THE PROBLEM:
Out of the lines below, please list those that hold the string "desc".

DATA:

#####

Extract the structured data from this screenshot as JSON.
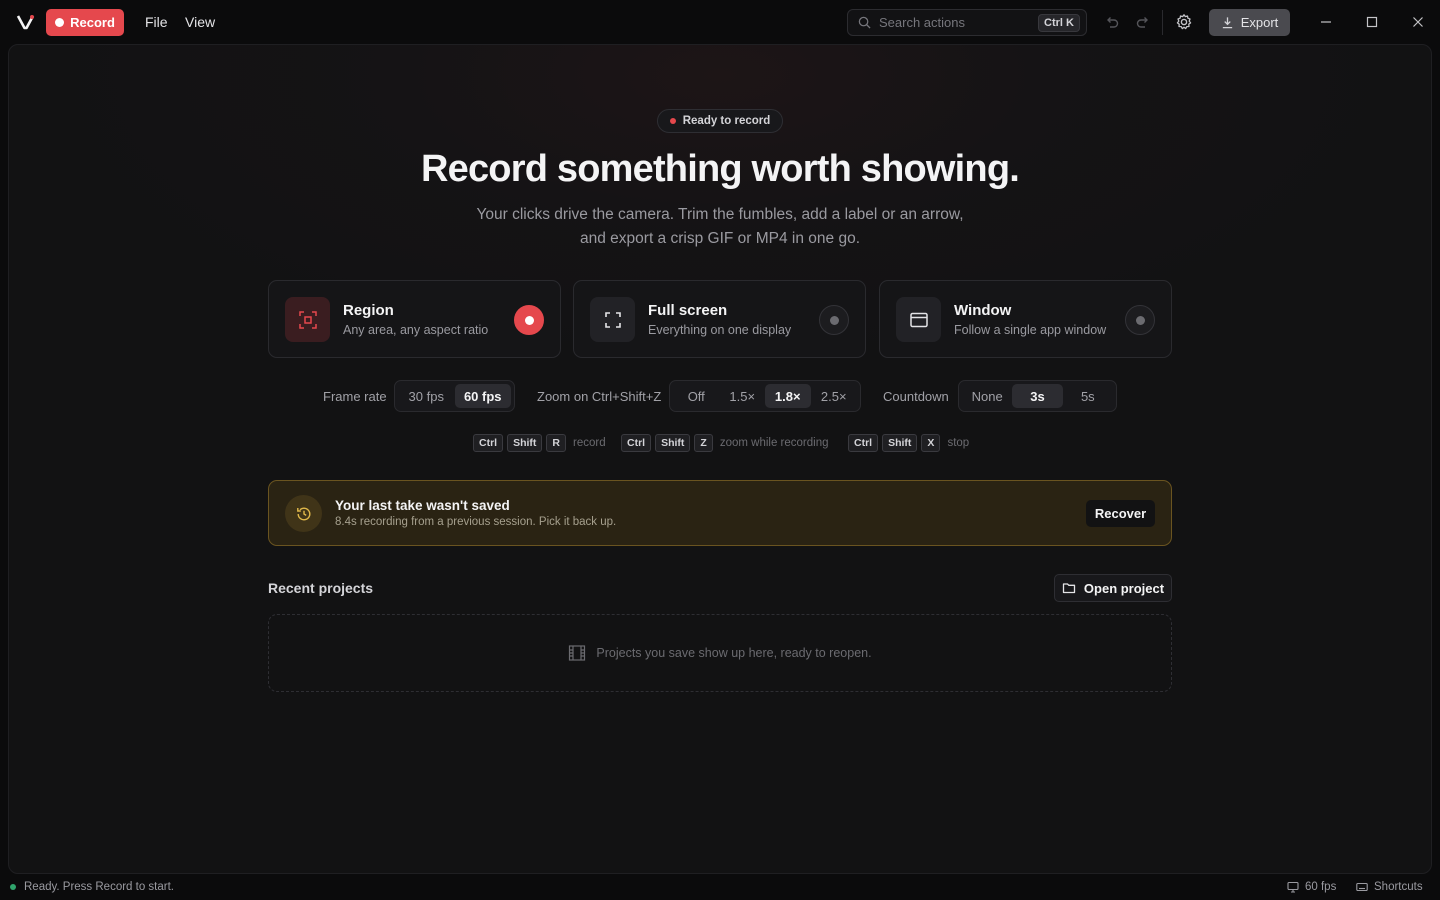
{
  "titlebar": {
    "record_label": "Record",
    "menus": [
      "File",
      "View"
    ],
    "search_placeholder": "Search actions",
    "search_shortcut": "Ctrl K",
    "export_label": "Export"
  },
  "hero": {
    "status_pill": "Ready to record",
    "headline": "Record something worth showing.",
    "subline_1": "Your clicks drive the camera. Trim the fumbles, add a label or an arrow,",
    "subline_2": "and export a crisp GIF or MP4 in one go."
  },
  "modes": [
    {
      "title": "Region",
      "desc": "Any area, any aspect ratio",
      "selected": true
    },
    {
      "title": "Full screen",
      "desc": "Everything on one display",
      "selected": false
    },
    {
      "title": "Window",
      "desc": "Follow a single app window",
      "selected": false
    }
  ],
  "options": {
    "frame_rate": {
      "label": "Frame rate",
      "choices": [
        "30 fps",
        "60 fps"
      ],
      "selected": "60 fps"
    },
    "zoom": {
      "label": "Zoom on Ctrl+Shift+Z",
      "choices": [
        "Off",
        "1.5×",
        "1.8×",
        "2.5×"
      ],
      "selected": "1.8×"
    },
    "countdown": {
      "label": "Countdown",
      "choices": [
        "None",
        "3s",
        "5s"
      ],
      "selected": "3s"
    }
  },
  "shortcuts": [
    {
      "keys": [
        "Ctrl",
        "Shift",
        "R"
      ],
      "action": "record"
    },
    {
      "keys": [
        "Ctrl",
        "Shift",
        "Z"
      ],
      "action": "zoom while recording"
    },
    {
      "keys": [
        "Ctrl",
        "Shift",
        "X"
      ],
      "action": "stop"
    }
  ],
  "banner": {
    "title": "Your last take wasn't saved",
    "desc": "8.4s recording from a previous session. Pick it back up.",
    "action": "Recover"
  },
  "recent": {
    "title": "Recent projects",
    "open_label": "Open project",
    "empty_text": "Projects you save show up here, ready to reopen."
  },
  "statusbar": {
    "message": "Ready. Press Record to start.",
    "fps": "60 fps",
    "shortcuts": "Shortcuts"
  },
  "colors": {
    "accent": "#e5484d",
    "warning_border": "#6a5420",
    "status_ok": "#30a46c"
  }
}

#####

SOLUTION BELOW:
      "desc": "Any area, any aspect ratio",
      "desc": "Everything on one display",
      "desc": "Follow a single app window",
    "desc": "8.4s recording from a previous session. Pick it back up.",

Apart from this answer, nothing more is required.